EXERCISE TASK =>
Count how many lines contain "Indians" and reply with that number only.
— START DATASET ENTRIES —
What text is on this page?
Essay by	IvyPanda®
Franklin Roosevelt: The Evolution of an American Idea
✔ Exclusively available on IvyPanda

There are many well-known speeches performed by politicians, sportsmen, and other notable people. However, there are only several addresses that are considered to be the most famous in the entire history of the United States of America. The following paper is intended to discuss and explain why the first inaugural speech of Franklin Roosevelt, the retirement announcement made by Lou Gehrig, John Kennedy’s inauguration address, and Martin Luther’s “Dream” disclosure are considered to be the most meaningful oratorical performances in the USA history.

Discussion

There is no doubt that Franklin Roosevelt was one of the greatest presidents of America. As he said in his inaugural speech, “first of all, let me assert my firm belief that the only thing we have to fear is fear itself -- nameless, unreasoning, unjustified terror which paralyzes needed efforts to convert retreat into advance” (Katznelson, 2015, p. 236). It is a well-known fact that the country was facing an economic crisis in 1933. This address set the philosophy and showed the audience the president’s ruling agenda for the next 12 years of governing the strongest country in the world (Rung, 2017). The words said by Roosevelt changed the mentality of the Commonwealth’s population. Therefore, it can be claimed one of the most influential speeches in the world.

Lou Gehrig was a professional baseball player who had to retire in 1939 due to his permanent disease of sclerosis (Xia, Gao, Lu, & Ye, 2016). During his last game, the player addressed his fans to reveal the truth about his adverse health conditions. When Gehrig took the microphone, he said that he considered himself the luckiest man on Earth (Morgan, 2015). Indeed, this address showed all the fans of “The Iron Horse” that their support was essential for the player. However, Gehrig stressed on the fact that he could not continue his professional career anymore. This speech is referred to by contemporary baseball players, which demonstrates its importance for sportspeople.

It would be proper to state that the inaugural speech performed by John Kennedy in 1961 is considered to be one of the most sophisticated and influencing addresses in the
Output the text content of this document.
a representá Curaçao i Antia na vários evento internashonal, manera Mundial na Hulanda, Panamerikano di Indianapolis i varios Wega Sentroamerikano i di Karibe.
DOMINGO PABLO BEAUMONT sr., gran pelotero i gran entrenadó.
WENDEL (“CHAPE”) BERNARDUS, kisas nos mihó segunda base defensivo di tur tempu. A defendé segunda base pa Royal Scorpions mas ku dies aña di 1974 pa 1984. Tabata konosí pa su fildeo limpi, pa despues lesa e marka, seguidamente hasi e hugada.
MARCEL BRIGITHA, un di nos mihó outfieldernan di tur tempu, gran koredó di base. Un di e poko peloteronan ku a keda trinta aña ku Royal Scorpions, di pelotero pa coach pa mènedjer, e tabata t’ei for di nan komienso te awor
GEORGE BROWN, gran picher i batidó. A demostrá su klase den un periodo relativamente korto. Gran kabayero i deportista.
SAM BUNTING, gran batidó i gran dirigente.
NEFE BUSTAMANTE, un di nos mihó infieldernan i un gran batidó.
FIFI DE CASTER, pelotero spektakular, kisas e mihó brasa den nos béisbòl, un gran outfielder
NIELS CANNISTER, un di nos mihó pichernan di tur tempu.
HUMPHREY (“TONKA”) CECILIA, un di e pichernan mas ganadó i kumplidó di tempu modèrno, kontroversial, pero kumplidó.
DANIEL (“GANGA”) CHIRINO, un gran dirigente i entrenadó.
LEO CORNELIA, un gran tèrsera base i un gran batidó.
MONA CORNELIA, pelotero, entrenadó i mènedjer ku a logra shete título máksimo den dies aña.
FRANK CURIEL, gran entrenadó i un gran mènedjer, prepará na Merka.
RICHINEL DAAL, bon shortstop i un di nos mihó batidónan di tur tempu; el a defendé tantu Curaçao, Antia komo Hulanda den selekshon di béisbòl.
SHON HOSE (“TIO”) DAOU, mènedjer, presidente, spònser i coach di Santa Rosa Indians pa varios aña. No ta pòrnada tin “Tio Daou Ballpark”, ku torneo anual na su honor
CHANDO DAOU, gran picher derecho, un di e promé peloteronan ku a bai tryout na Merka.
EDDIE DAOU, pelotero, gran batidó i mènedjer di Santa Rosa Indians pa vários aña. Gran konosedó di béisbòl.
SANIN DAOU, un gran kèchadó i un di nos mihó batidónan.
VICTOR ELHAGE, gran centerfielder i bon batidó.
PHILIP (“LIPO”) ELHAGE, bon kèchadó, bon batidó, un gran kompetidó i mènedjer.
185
— END DATASET ENTRIES —
EXPECTED ANSWER =>
2